Identify the lines that contain the word "prostu", then copy them.

## start EXERCISE INPUTS

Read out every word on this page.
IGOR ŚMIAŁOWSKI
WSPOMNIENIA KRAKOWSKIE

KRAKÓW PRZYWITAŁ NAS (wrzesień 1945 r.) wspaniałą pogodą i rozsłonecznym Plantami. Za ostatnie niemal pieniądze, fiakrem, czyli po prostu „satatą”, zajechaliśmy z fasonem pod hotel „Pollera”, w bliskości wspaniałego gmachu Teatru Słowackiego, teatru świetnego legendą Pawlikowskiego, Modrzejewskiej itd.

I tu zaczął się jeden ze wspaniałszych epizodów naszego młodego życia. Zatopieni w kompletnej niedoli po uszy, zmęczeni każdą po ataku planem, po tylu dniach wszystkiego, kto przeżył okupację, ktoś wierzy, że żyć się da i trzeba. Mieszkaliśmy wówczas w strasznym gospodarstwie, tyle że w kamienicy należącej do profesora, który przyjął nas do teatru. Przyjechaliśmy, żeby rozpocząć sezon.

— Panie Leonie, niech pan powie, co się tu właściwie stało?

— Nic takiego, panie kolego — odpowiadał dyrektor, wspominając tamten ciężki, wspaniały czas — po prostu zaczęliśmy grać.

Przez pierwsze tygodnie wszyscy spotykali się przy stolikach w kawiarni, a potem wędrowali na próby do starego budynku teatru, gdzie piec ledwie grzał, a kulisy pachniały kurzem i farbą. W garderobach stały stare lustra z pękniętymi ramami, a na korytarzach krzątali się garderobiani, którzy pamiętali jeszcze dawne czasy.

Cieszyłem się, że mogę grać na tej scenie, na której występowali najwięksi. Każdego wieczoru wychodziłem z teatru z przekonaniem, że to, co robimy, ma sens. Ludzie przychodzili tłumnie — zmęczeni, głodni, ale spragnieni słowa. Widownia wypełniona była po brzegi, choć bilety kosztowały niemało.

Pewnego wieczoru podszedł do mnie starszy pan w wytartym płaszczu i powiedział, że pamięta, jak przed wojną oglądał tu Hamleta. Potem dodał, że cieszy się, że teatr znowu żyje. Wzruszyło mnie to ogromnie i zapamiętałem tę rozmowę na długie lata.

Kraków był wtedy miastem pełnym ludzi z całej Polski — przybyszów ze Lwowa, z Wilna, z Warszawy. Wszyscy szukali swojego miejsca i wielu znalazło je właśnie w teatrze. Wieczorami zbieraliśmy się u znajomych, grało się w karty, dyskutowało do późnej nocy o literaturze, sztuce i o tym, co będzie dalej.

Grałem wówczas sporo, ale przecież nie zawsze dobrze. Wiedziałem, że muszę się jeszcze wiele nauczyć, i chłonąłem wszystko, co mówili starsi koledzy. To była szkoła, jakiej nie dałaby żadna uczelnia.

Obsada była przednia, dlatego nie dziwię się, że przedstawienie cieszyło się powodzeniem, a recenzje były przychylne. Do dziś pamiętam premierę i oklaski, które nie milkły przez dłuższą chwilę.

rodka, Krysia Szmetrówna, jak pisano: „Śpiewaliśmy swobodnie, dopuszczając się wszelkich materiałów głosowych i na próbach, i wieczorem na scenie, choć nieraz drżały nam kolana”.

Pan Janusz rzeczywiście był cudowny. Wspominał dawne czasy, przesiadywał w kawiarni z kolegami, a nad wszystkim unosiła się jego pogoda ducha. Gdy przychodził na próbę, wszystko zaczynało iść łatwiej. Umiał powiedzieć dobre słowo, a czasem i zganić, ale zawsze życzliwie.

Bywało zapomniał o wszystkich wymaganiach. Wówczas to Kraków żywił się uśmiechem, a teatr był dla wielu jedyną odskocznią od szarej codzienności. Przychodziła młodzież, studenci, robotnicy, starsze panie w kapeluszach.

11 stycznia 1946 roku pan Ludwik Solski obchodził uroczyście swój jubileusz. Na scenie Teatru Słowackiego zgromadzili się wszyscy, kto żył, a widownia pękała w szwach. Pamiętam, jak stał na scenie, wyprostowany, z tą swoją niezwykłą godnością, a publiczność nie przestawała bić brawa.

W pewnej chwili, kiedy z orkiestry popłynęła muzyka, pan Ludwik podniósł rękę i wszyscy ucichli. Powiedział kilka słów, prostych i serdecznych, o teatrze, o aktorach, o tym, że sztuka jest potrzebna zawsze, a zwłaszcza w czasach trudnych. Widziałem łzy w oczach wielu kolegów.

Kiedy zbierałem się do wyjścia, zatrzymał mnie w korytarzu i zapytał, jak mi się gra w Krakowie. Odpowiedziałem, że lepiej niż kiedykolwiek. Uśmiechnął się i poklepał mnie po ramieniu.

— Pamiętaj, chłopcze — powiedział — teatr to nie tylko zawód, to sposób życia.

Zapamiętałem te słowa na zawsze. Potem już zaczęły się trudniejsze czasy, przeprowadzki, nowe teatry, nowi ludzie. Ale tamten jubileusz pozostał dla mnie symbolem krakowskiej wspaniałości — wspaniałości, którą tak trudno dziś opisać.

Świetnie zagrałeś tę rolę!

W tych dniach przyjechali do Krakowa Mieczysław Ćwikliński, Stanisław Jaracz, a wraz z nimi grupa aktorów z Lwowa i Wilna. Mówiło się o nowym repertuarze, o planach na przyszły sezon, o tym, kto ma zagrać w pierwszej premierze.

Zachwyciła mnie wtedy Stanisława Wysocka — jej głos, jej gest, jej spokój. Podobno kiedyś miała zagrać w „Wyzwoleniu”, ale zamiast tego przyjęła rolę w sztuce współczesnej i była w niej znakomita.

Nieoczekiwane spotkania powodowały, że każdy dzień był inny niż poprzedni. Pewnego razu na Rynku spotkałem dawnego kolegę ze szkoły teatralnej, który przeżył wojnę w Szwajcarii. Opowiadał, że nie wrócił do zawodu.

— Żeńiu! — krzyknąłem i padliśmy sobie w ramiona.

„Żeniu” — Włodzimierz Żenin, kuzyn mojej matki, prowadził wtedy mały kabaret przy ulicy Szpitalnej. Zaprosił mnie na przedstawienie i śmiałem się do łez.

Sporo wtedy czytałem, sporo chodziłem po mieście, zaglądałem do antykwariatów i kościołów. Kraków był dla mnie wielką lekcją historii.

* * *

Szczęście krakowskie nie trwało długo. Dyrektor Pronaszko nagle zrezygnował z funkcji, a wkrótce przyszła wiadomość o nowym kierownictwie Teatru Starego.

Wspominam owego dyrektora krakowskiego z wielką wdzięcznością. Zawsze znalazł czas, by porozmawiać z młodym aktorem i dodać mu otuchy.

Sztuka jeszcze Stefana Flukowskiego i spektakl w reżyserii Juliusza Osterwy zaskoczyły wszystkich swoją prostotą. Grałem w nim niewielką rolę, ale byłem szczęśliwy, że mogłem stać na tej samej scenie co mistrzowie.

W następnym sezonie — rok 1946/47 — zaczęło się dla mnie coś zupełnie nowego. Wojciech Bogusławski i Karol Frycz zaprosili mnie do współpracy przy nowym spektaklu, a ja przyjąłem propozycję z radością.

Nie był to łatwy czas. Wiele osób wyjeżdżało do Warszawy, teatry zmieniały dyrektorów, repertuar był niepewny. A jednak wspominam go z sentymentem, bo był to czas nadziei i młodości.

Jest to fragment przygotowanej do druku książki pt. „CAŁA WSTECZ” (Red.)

## end EXERCISE INPUTS
## start EXERCISE INPUTS

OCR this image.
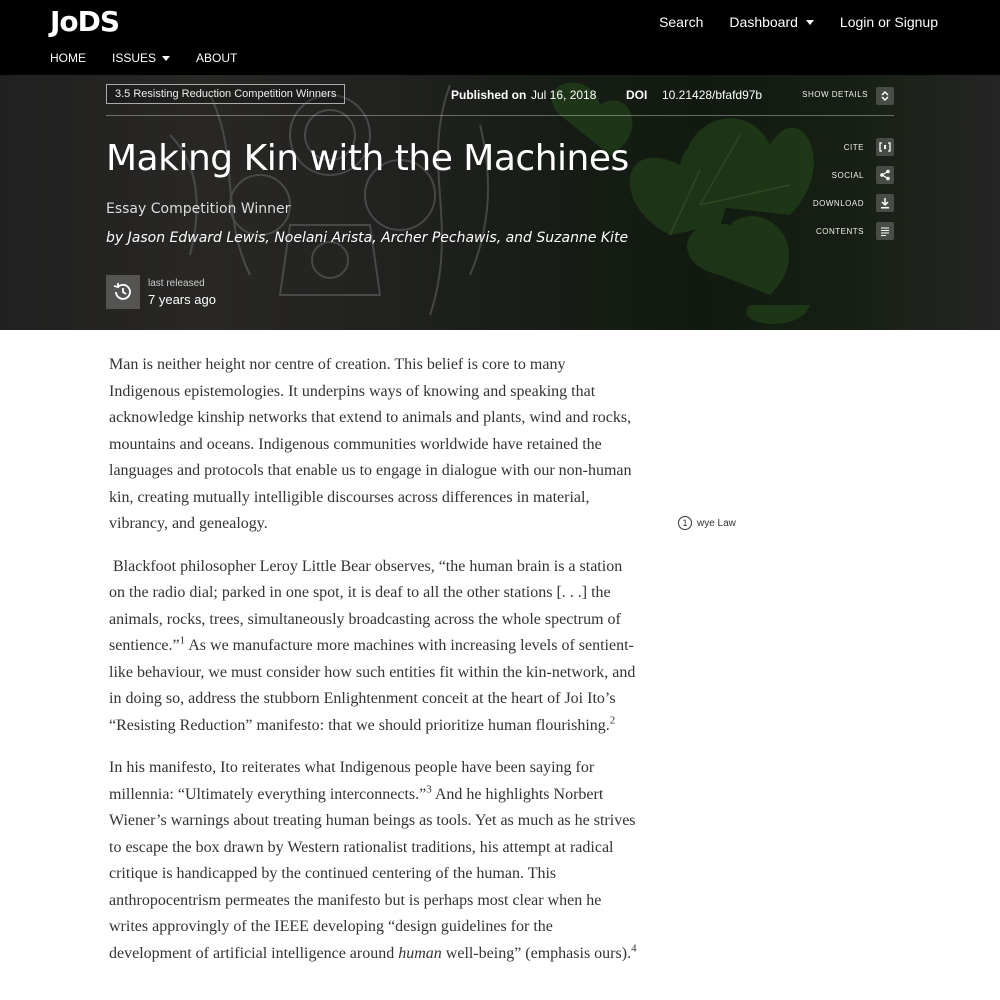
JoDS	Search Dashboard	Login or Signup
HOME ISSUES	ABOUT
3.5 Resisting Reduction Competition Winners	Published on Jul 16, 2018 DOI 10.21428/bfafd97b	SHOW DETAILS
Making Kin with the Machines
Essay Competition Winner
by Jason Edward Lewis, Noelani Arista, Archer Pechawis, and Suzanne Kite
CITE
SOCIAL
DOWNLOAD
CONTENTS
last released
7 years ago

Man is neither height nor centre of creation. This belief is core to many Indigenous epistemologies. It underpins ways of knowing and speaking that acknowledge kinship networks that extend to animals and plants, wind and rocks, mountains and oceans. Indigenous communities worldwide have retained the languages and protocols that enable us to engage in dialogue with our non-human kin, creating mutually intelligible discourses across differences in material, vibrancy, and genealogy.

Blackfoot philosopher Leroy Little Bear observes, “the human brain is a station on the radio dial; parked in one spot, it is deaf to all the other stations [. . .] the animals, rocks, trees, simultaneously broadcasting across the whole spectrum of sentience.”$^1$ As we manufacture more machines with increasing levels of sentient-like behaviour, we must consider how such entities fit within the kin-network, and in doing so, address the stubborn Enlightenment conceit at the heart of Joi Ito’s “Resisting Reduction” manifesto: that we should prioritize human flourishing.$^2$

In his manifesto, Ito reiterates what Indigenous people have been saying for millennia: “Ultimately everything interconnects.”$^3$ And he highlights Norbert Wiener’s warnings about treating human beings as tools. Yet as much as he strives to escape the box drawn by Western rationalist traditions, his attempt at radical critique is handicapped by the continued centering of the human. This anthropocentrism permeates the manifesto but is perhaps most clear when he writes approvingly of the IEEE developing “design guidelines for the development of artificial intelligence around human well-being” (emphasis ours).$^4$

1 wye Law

## end EXERCISE INPUTS

ANSWER TO THIS TASK:
KRAKÓW PRZYWITAŁ NAS (wrzesień 1945 r.) wspaniałą pogodą i rozsłonecznym Plantami. Za ostatnie niemal pieniądze, fiakrem, czyli po prostu „satatą”, zajechaliśmy z fasonem pod hotel „Pollera”, w bliskości wspaniałego gmachu Teatru Słowackiego, teatru świetnego legendą Pawlikowskiego, Modrzejewskiej itd.
— Nic takiego, panie kolego — odpowiadał dyrektor, wspominając tamten ciężki, wspaniały czas — po prostu zaczęliśmy grać.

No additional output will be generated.